SHORT EXERCISE:
Give all the lines below again, exactly, with no pictures.

Data items:
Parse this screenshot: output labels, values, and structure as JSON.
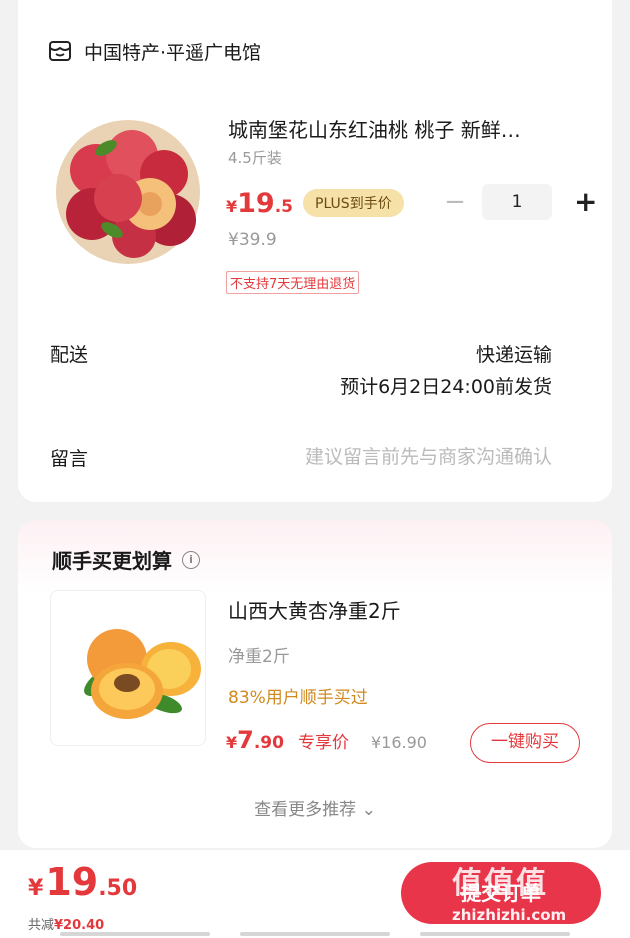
{
  "shop": {
    "icon": "shop-icon",
    "name": "中国特产·平遥广电馆"
  },
  "product": {
    "title": "城南堡花山东红油桃 桃子 新鲜…",
    "spec": "4.5斤装",
    "price_currency": "¥",
    "price_int": "19",
    "price_dec": ".5",
    "plus_tag": "PLUS到手价",
    "original_price": "¥39.9",
    "return_notice": "不支持7天无理由退货",
    "quantity": "1",
    "minus": "−",
    "plus": "+"
  },
  "delivery": {
    "label": "配送",
    "method": "快递运输",
    "eta": "预计6月2日24:00前发货"
  },
  "message": {
    "label": "留言",
    "placeholder": "建议留言前先与商家沟通确认"
  },
  "recommend": {
    "title": "顺手买更划算",
    "item": {
      "name": "山西大黄杏净重2斤",
      "spec": "净重2斤",
      "bought": "83%用户顺手买过",
      "price_currency": "¥",
      "price_int": "7",
      "price_dec": ".90",
      "exclusive_label": "专享价",
      "original_price": "¥16.90",
      "buy_label": "一键购买"
    },
    "more_label": "查看更多推荐 ⌄"
  },
  "footer": {
    "total_currency": "¥",
    "total_int": "19",
    "total_dec": ".50",
    "saved_prefix": "共减",
    "saved_amount": "¥20.40",
    "submit_label": "提交订单"
  },
  "watermark": {
    "logo": "值值值",
    "url": "zhizhizhi.com"
  },
  "colors": {
    "accent": "#e4393c",
    "plus_bg": "#f6e2a8",
    "submit_bg": "#e8354a",
    "bought": "#d08a20"
  }
}
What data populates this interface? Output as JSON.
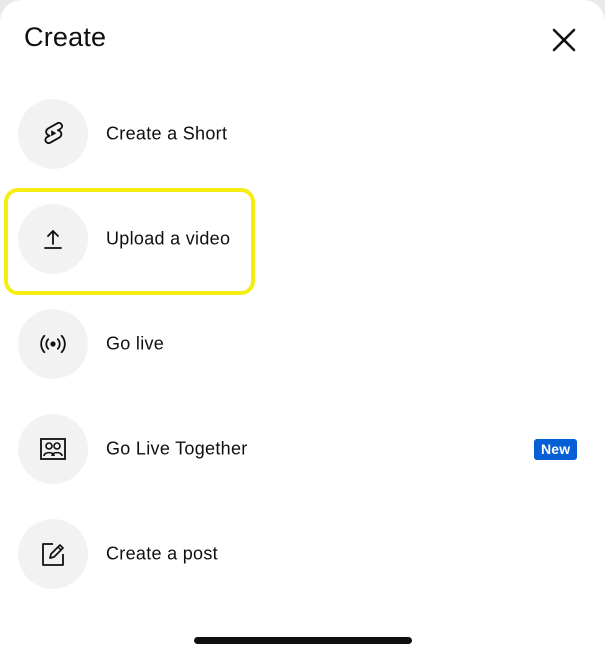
{
  "header": {
    "title": "Create",
    "close_icon": "close-icon"
  },
  "items": [
    {
      "label": "Create a Short",
      "icon": "shorts-icon"
    },
    {
      "label": "Upload a video",
      "icon": "upload-icon"
    },
    {
      "label": "Go live",
      "icon": "live-broadcast-icon"
    },
    {
      "label": "Go Live Together",
      "icon": "go-live-together-icon",
      "badge": "New"
    },
    {
      "label": "Create a post",
      "icon": "edit-post-icon"
    }
  ],
  "colors": {
    "highlight": "#f5ee12",
    "badge": "#065fd4",
    "icon_circle": "#f2f2f2",
    "text": "#0f0f0f"
  }
}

THE SOLUTION:
Parse this screenshot: output labels, values, and structure as JSON.
{
  "shop": {
    "icon": "shop-icon",
    "name": "中国特产·平遥广电馆"
  },
  "product": {
    "title": "城南堡花山东红油桃 桃子 新鲜…",
    "spec": "4.5斤装",
    "price_currency": "¥",
    "price_int": "19",
    "price_dec": ".5",
    "plus_tag": "PLUS到手价",
    "original_price": "¥39.9",
    "return_notice": "不支持7天无理由退货",
    "quantity": "1",
    "minus": "−",
    "plus": "+"
  },
  "delivery": {
    "label": "配送",
    "method": "快递运输",
    "eta": "预计6月2日24:00前发货"
  },
  "message": {
    "label": "留言",
    "placeholder": "建议留言前先与商家沟通确认"
  },
  "recommend": {
    "title": "顺手买更划算",
    "item": {
      "name": "山西大黄杏净重2斤",
      "spec": "净重2斤",
      "bought": "83%用户顺手买过",
      "price_currency": "¥",
      "price_int": "7",
      "price_dec": ".90",
      "exclusive_label": "专享价",
      "original_price": "¥16.90",
      "buy_label": "一键购买"
    },
    "more_label": "查看更多推荐 ⌄"
  },
  "footer": {
    "total_currency": "¥",
    "total_int": "19",
    "total_dec": ".50",
    "saved_prefix": "共减",
    "saved_amount": "¥20.40",
    "submit_label": "提交订单"
  },
  "watermark": {
    "logo": "值值值",
    "url": "zhizhizhi.com"
  },
  "colors": {
    "accent": "#e4393c",
    "plus_bg": "#f6e2a8",
    "submit_bg": "#e8354a",
    "bought": "#d08a20"
  }
}
What data populates this interface? Output as JSON.
{
  "header": {
    "title": "Create",
    "close_icon": "close-icon"
  },
  "items": [
    {
      "label": "Create a Short",
      "icon": "shorts-icon"
    },
    {
      "label": "Upload a video",
      "icon": "upload-icon"
    },
    {
      "label": "Go live",
      "icon": "live-broadcast-icon"
    },
    {
      "label": "Go Live Together",
      "icon": "go-live-together-icon",
      "badge": "New"
    },
    {
      "label": "Create a post",
      "icon": "edit-post-icon"
    }
  ],
  "colors": {
    "highlight": "#f5ee12",
    "badge": "#065fd4",
    "icon_circle": "#f2f2f2",
    "text": "#0f0f0f"
  }
}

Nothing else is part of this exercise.